Collection entries:
+++

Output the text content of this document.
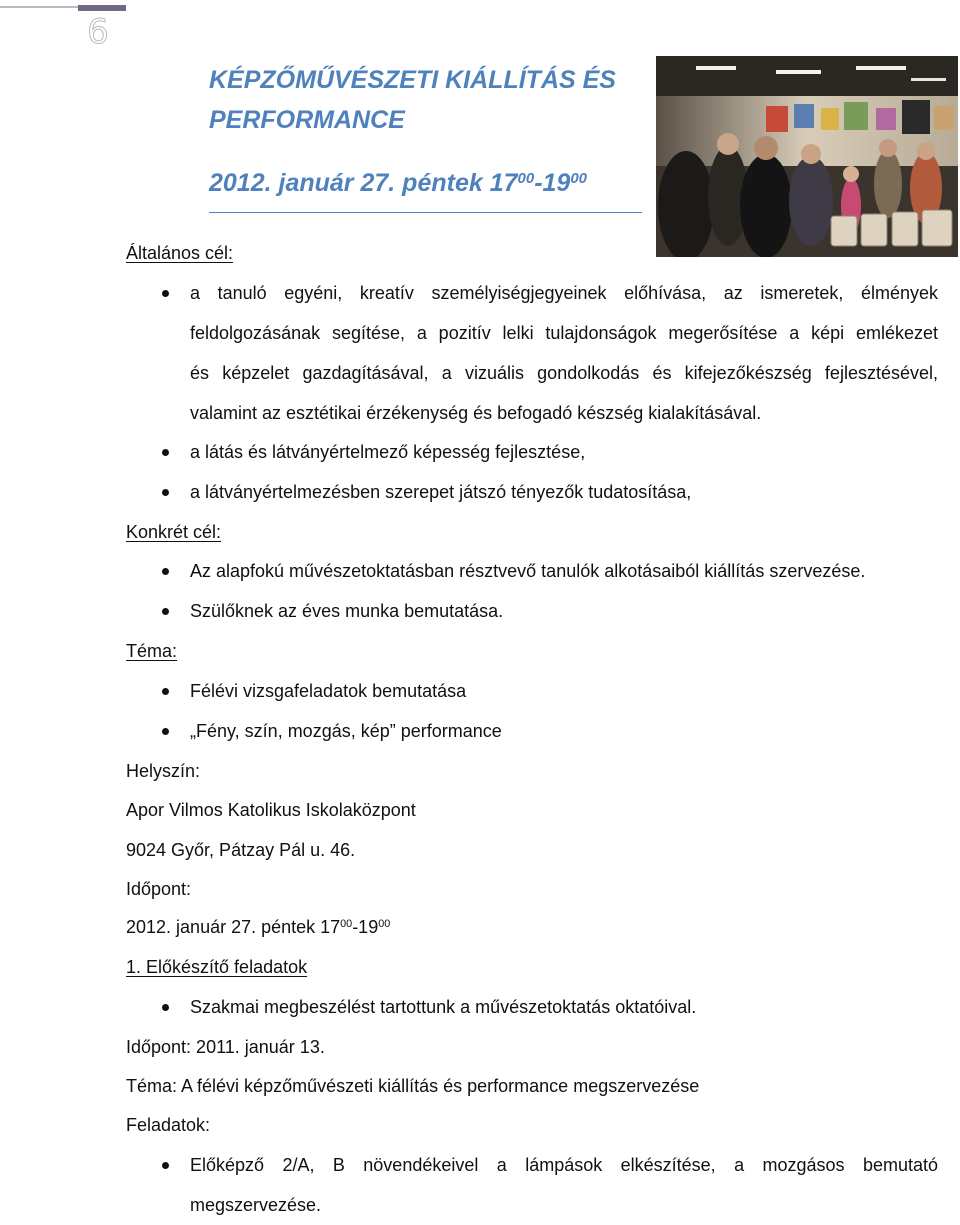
6
KÉPZŐMŰVÉSZETI KIÁLLÍTÁS ÉS PERFORMANCE
2012. január 27. péntek $17^{00}-19^{00}$
Általános cél:
a tanuló egyéni, kreatív személyiségjegyeinek előhívása, az ismeretek, élmények
feldolgozásának segítése, a pozitív lelki tulajdonságok megerősítése a képi emlékezet
és képzelet gazdagításával, a vizuális gondolkodás és kifejezőkészség fejlesztésével,
valamint az esztétikai érzékenység és befogadó készség kialakításával.
a látás és látványértelmező képesség fejlesztése,
a látványértelmezésben szerepet játszó tényezők tudatosítása,
Konkrét cél:
Az alapfokú művészetoktatásban résztvevő tanulók alkotásaiból kiállítás szervezése.
Szülőknek az éves munka bemutatása.
Téma:
Félévi vizsgafeladatok bemutatása
„Fény, szín, mozgás, kép” performance
Helyszín:
Apor Vilmos Katolikus Iskolaközpont
9024 Győr, Pátzay Pál u. 46.
Időpont:
2012. január 27. péntek $17^{00}-19^{00}$
1. Előkészítő feladatok
Szakmai megbeszélést tartottunk a művészetoktatás oktatóival.
Időpont: 2011. január 13.
Téma: A félévi képzőművészeti kiállítás és performance megszervezése
Feladatok:
Előképző 2/A, B növendékeivel a lámpások elkészítése, a mozgásos bemutató
megszervezése.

+++

REQUIREMENT: Leave images out of the retyped records; keep all else exact.

WRITTEN RESPONSE:
Output the text content of this document.
6
KÉPZŐMŰVÉSZETI KIÁLLÍTÁS ÉS PERFORMANCE
2012. január 27. péntek $17^{00}-19^{00}$
Általános cél:
a tanuló egyéni, kreatív személyiségjegyeinek előhívása, az ismeretek, élmények
feldolgozásának segítése, a pozitív lelki tulajdonságok megerősítése a képi emlékezet
és képzelet gazdagításával, a vizuális gondolkodás és kifejezőkészség fejlesztésével,
valamint az esztétikai érzékenység és befogadó készség kialakításával.
a látás és látványértelmező képesség fejlesztése,
a látványértelmezésben szerepet játszó tényezők tudatosítása,
Konkrét cél:
Az alapfokú művészetoktatásban résztvevő tanulók alkotásaiból kiállítás szervezése.
Szülőknek az éves munka bemutatása.
Téma:
Félévi vizsgafeladatok bemutatása
„Fény, szín, mozgás, kép” performance
Helyszín:
Apor Vilmos Katolikus Iskolaközpont
9024 Győr, Pátzay Pál u. 46.
Időpont:
2012. január 27. péntek $17^{00}-19^{00}$
1. Előkészítő feladatok
Szakmai megbeszélést tartottunk a művészetoktatás oktatóival.
Időpont: 2011. január 13.
Téma: A félévi képzőművészeti kiállítás és performance megszervezése
Feladatok:
Előképző 2/A, B növendékeivel a lámpások elkészítése, a mozgásos bemutató
megszervezése.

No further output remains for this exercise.